Records shown>

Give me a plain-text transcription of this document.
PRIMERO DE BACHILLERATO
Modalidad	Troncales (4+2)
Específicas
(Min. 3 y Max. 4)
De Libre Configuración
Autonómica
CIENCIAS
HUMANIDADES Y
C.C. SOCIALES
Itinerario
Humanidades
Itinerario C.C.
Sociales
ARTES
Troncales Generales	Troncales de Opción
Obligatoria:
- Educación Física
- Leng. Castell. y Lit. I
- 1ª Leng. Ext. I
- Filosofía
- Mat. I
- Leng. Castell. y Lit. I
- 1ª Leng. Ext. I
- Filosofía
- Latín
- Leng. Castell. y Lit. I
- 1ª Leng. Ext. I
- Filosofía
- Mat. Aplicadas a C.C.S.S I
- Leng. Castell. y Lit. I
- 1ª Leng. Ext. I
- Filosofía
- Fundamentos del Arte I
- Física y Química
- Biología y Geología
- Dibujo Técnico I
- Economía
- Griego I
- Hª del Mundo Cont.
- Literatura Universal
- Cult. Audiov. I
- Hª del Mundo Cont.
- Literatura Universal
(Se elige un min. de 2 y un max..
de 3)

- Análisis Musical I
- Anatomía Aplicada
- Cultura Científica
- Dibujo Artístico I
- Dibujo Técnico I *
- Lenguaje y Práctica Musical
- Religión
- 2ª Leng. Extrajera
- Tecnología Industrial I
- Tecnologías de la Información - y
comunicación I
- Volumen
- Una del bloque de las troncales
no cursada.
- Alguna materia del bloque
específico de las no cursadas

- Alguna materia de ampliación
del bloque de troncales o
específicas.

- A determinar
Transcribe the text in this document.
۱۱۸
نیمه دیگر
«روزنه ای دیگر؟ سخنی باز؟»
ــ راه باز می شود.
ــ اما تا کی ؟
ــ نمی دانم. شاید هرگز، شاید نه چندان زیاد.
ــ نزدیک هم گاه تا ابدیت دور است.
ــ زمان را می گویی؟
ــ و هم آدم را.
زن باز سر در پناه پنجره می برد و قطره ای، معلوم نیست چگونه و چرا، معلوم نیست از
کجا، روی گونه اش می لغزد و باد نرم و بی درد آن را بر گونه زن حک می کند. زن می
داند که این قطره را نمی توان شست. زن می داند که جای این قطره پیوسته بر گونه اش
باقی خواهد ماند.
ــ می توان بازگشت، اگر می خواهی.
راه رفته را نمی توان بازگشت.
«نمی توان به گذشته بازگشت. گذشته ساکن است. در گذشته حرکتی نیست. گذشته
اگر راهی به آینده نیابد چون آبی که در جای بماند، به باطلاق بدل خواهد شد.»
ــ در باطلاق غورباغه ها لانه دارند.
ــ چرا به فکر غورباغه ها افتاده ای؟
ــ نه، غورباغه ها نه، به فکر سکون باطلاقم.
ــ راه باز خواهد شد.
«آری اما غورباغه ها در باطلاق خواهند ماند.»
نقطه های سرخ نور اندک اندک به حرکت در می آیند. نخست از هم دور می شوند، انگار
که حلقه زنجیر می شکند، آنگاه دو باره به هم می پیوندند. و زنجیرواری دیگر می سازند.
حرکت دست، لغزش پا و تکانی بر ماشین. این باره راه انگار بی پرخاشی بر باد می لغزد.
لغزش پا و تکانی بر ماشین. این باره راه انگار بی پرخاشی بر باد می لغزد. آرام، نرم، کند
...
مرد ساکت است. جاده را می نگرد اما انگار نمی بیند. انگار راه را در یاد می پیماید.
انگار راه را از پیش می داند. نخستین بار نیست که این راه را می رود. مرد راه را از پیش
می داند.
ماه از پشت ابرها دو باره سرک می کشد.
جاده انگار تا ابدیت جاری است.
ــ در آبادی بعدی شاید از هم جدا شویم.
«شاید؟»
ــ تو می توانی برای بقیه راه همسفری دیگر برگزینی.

---

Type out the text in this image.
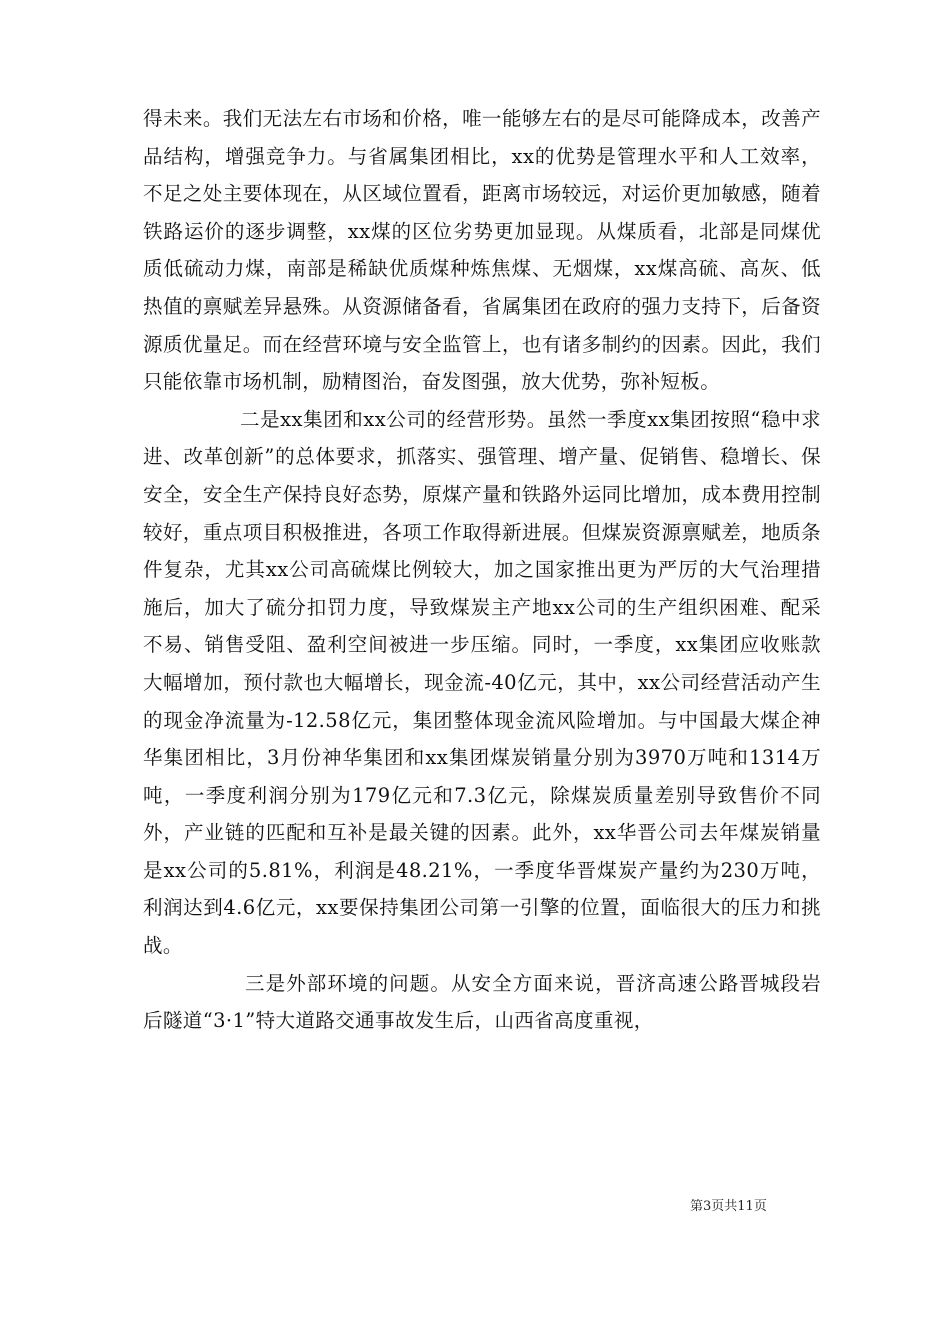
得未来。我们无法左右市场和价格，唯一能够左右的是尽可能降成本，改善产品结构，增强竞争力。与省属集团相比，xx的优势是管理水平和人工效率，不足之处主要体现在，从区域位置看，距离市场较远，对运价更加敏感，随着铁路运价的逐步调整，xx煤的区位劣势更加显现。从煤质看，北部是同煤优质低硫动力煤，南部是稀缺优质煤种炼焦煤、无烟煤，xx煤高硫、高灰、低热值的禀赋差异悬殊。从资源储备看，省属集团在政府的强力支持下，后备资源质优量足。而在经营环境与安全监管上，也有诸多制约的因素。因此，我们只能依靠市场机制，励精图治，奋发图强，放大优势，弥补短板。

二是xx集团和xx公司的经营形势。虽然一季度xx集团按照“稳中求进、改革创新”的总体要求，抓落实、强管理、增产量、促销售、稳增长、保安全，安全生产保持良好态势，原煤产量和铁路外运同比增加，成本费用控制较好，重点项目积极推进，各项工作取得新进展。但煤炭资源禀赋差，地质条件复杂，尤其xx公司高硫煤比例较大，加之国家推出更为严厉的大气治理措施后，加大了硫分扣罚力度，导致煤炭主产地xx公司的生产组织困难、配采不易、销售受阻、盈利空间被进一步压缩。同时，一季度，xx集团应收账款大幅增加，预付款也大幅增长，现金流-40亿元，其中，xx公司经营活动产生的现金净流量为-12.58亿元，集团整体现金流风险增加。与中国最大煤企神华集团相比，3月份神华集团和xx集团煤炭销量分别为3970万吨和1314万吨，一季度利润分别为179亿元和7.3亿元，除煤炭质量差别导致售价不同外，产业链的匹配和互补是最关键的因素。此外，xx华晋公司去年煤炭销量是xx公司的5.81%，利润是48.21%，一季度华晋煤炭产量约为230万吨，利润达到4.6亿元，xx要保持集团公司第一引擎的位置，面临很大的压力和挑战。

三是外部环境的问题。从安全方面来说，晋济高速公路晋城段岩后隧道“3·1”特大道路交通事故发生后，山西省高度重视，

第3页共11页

Goal of the exercise>
Identify and copy lines that hold the string "لغزش".

Result of the task>
حرکت دست، لغزش پا و تکانی بر ماشین. این باره راه انگار بی پرخاشی بر باد می لغزد.
لغزش پا و تکانی بر ماشین. این باره راه انگار بی پرخاشی بر باد می لغزد. آرام، نرم، کند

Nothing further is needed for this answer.